- [Task brief] What lines of the data hold the string "Pringsewu"? Pull each one out.

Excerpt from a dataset

------------

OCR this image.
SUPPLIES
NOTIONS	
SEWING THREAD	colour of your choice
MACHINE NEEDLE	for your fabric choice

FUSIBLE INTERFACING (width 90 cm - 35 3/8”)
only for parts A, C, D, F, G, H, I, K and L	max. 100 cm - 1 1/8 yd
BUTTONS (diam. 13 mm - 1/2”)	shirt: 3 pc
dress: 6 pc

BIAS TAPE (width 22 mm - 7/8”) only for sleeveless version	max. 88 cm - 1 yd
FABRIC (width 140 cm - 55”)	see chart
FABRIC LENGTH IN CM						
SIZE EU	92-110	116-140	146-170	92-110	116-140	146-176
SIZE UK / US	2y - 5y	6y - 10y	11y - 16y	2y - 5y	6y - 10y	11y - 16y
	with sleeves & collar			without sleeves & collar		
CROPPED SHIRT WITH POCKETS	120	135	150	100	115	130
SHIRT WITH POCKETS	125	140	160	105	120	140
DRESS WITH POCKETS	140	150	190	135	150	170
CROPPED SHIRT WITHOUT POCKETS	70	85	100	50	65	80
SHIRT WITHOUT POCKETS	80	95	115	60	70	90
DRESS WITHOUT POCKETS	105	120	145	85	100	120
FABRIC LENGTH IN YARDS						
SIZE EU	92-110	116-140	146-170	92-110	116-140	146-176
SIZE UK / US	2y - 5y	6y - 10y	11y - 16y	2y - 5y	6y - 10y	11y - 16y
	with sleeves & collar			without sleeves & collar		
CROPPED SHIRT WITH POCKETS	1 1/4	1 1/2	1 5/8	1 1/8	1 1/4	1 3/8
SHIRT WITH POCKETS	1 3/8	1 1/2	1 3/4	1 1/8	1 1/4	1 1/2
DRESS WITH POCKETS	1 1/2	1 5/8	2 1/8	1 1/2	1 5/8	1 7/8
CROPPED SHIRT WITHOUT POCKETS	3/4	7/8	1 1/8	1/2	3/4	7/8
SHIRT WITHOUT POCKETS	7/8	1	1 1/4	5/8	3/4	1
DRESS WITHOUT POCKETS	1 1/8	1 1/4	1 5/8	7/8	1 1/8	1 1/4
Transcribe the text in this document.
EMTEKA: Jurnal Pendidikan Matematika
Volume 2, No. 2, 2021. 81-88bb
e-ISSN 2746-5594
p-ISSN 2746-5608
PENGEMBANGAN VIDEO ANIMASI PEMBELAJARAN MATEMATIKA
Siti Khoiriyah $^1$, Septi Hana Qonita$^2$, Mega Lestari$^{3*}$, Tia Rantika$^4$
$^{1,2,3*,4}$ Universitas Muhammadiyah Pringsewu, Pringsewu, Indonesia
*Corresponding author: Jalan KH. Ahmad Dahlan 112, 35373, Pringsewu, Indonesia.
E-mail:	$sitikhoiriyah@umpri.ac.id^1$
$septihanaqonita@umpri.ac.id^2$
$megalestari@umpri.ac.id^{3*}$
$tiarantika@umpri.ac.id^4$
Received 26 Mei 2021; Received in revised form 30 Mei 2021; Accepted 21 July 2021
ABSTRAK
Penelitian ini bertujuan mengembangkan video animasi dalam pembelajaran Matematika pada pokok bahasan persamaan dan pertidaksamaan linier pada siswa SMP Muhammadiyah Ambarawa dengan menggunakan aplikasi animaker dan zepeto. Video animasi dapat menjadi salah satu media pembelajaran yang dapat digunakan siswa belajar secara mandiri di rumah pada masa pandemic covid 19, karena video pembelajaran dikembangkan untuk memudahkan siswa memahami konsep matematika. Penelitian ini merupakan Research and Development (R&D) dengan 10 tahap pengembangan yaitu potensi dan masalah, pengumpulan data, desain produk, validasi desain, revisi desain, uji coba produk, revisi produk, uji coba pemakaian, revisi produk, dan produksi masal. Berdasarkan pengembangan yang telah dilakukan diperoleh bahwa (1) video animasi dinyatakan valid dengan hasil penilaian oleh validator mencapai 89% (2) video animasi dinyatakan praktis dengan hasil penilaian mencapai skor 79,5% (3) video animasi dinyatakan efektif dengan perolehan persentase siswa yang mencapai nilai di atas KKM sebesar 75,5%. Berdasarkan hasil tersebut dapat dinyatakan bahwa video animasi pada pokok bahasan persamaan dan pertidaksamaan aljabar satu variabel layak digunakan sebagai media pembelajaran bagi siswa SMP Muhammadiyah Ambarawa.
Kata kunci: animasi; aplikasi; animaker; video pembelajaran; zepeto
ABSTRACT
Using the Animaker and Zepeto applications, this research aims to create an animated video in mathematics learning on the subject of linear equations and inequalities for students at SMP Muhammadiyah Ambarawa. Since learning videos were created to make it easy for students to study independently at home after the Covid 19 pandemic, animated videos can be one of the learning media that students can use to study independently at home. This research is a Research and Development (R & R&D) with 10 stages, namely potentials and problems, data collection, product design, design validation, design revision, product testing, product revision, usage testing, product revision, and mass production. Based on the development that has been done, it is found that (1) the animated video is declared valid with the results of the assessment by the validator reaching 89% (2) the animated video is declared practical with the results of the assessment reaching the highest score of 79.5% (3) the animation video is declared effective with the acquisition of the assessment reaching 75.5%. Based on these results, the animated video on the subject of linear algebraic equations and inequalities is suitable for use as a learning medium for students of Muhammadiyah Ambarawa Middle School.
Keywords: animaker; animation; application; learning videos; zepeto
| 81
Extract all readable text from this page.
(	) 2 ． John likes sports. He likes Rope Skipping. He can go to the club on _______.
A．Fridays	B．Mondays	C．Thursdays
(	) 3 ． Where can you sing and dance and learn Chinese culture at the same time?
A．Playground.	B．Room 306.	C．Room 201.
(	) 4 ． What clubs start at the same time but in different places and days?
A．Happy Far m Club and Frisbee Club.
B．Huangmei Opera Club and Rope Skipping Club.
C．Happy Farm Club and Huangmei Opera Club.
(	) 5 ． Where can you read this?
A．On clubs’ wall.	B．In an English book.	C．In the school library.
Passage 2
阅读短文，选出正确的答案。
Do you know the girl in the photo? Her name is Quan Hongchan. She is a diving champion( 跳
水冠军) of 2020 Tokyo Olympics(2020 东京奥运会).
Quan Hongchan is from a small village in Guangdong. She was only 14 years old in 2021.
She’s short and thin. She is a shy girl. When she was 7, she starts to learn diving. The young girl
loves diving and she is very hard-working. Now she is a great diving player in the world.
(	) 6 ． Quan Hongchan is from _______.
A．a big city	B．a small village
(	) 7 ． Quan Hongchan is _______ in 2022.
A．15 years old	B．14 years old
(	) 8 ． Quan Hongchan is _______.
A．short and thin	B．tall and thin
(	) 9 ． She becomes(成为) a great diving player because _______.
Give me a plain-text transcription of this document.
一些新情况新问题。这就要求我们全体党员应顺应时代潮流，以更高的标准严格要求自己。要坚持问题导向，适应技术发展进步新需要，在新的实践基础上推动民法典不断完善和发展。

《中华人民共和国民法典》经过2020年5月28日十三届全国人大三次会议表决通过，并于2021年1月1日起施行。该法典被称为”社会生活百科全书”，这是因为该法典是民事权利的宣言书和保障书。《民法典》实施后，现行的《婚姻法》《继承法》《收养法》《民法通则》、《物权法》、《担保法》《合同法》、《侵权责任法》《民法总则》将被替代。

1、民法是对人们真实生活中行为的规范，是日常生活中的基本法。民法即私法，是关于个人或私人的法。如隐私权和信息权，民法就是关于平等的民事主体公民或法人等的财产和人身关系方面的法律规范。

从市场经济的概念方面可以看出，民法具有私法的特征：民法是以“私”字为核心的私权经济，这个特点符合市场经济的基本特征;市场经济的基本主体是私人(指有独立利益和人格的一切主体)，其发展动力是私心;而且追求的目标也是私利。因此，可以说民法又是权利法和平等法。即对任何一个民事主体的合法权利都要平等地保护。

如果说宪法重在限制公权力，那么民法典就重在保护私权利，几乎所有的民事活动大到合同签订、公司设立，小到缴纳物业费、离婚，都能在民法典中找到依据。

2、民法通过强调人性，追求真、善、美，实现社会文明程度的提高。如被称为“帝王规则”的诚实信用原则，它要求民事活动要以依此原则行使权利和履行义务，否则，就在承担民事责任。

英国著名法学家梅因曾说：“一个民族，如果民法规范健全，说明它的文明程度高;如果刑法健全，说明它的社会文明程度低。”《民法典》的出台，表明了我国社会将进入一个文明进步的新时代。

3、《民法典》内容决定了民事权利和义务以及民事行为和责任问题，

------------

- [Output of the task]
$^{1,2,3*,4}$ Universitas Muhammadiyah Pringsewu, Pringsewu, Indonesia
*Corresponding author: Jalan KH. Ahmad Dahlan 112, 35373, Pringsewu, Indonesia.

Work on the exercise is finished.